### WHAT TO DO
Print all the entries verbatim.

### RAW DATA
** START **
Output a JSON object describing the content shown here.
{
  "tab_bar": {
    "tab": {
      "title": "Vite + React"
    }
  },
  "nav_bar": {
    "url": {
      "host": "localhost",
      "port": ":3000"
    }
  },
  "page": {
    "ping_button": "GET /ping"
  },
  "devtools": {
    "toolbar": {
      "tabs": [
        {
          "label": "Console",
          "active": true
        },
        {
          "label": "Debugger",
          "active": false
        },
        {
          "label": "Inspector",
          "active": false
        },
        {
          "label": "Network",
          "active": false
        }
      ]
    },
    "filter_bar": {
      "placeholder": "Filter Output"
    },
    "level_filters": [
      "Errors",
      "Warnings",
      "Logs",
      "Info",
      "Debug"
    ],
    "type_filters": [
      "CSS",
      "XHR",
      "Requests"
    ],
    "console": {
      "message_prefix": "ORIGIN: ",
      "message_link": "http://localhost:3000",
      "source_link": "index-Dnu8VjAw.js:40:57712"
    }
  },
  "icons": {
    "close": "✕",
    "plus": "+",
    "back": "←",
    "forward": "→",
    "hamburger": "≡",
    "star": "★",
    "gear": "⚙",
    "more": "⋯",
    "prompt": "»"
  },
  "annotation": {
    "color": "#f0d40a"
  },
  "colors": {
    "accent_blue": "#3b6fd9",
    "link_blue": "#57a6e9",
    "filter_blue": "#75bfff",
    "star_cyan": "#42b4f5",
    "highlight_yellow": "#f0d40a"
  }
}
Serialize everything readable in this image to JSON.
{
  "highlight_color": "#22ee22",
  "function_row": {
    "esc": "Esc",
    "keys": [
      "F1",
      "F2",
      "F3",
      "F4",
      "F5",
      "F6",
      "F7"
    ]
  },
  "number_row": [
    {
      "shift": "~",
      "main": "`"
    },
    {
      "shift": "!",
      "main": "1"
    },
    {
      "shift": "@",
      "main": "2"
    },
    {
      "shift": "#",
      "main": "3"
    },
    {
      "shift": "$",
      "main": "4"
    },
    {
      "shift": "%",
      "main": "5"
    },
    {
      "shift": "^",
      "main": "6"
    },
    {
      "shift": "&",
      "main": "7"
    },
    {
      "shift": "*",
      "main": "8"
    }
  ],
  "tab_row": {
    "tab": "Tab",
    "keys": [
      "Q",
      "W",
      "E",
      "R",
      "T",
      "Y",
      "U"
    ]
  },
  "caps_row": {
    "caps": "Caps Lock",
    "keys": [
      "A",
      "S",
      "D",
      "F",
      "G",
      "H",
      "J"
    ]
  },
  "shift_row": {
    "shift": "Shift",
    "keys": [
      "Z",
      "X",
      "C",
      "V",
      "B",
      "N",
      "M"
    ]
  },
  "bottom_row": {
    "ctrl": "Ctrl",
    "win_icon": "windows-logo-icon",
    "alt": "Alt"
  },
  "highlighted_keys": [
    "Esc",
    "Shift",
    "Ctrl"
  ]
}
** END **
### ANSWER IN FULL
Output a JSON object describing the content shown here.
{
  "tab_bar": {
    "tab": {
      "title": "Vite + React"
    }
  },
  "nav_bar": {
    "url": {
      "host": "localhost",
      "port": ":3000"
    }
  },
  "page": {
    "ping_button": "GET /ping"
  },
  "devtools": {
    "toolbar": {
      "tabs": [
        {
          "label": "Console",
          "active": true
        },
        {
          "label": "Debugger",
          "active": false
        },
        {
          "label": "Inspector",
          "active": false
        },
        {
          "label": "Network",
          "active": false
        }
      ]
    },
    "filter_bar": {
      "placeholder": "Filter Output"
    },
    "level_filters": [
      "Errors",
      "Warnings",
      "Logs",
      "Info",
      "Debug"
    ],
    "type_filters": [
      "CSS",
      "XHR",
      "Requests"
    ],
    "console": {
      "message_prefix": "ORIGIN: ",
      "message_link": "http://localhost:3000",
      "source_link": "index-Dnu8VjAw.js:40:57712"
    }
  },
  "icons": {
    "close": "✕",
    "plus": "+",
    "back": "←",
    "forward": "→",
    "hamburger": "≡",
    "star": "★",
    "gear": "⚙",
    "more": "⋯",
    "prompt": "»"
  },
  "annotation": {
    "color": "#f0d40a"
  },
  "colors": {
    "accent_blue": "#3b6fd9",
    "link_blue": "#57a6e9",
    "filter_blue": "#75bfff",
    "star_cyan": "#42b4f5",
    "highlight_yellow": "#f0d40a"
  }
}
Serialize everything readable in this image to JSON.
{
  "highlight_color": "#22ee22",
  "function_row": {
    "esc": "Esc",
    "keys": [
      "F1",
      "F2",
      "F3",
      "F4",
      "F5",
      "F6",
      "F7"
    ]
  },
  "number_row": [
    {
      "shift": "~",
      "main": "`"
    },
    {
      "shift": "!",
      "main": "1"
    },
    {
      "shift": "@",
      "main": "2"
    },
    {
      "shift": "#",
      "main": "3"
    },
    {
      "shift": "$",
      "main": "4"
    },
    {
      "shift": "%",
      "main": "5"
    },
    {
      "shift": "^",
      "main": "6"
    },
    {
      "shift": "&",
      "main": "7"
    },
    {
      "shift": "*",
      "main": "8"
    }
  ],
  "tab_row": {
    "tab": "Tab",
    "keys": [
      "Q",
      "W",
      "E",
      "R",
      "T",
      "Y",
      "U"
    ]
  },
  "caps_row": {
    "caps": "Caps Lock",
    "keys": [
      "A",
      "S",
      "D",
      "F",
      "G",
      "H",
      "J"
    ]
  },
  "shift_row": {
    "shift": "Shift",
    "keys": [
      "Z",
      "X",
      "C",
      "V",
      "B",
      "N",
      "M"
    ]
  },
  "bottom_row": {
    "ctrl": "Ctrl",
    "win_icon": "windows-logo-icon",
    "alt": "Alt"
  },
  "highlighted_keys": [
    "Esc",
    "Shift",
    "Ctrl"
  ]
}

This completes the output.